## PROVIDED INFORMATION
====================
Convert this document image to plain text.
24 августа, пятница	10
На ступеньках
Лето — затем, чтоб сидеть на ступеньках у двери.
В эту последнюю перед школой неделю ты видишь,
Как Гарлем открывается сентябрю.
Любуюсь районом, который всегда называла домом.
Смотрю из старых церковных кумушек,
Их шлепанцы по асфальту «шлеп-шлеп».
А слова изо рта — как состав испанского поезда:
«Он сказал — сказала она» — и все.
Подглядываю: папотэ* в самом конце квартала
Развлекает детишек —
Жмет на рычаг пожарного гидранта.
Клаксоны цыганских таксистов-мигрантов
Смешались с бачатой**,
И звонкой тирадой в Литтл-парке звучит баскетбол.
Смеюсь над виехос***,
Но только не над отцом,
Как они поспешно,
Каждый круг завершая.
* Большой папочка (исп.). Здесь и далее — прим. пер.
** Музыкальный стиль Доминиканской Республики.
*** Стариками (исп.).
====================
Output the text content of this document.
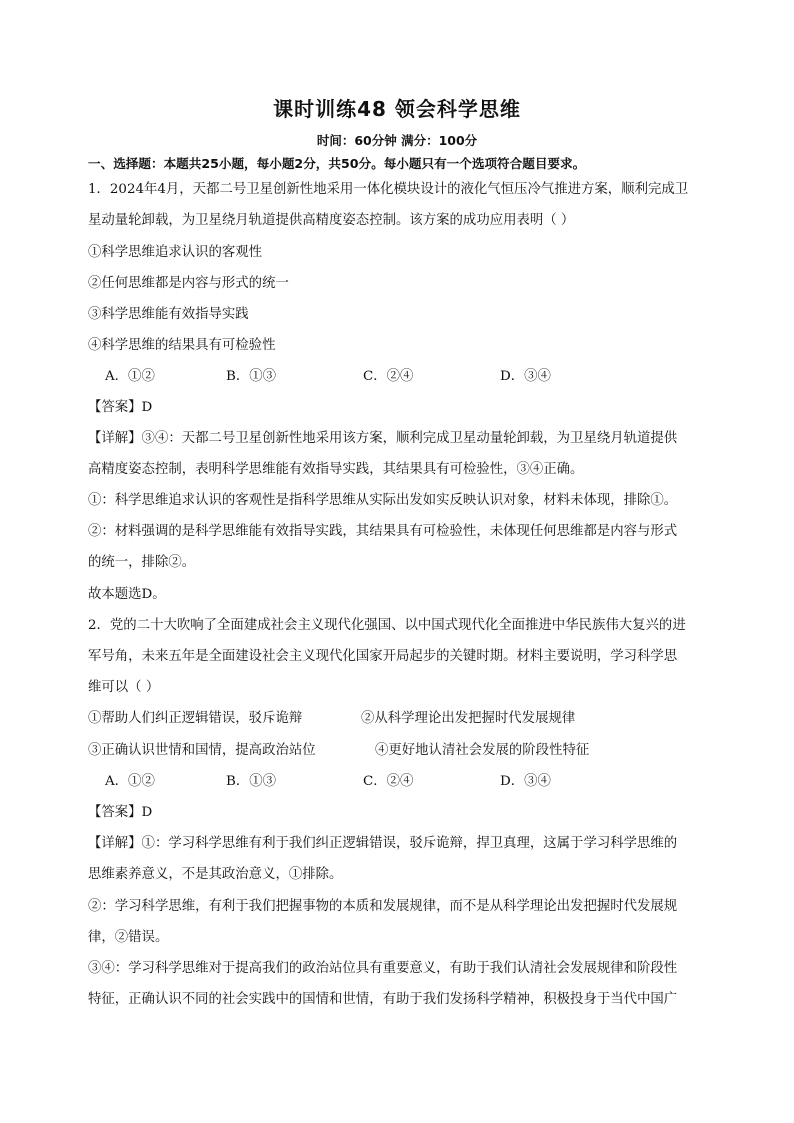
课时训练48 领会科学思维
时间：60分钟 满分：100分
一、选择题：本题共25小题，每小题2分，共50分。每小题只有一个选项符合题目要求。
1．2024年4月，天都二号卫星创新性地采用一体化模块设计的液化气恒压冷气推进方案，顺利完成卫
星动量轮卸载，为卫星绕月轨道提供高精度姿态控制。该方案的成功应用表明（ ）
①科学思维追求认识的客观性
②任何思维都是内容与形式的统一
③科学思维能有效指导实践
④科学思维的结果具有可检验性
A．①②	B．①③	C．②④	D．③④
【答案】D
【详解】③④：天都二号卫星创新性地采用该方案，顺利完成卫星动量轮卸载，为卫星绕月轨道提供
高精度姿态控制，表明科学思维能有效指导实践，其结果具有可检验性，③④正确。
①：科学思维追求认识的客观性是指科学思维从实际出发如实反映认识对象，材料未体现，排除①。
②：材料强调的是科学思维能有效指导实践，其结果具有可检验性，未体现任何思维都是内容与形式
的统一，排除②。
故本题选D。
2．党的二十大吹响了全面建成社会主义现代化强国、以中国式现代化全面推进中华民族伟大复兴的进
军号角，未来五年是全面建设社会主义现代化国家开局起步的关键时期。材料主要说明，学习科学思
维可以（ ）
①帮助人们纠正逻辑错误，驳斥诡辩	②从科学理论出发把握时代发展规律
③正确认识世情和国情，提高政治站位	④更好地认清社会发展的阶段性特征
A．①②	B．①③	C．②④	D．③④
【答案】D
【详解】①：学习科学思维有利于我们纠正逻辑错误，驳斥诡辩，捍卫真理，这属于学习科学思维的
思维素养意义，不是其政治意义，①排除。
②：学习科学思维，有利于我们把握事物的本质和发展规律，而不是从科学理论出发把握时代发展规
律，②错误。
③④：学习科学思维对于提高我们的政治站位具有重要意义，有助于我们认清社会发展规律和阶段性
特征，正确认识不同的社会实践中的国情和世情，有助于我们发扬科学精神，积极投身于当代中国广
====================
## WHAT NEEDS TO BE DONE
Which lines contain "this"? Copy each of them.

## THE SOLUTION
Convert this document image to plain text.
Output the text content of this document.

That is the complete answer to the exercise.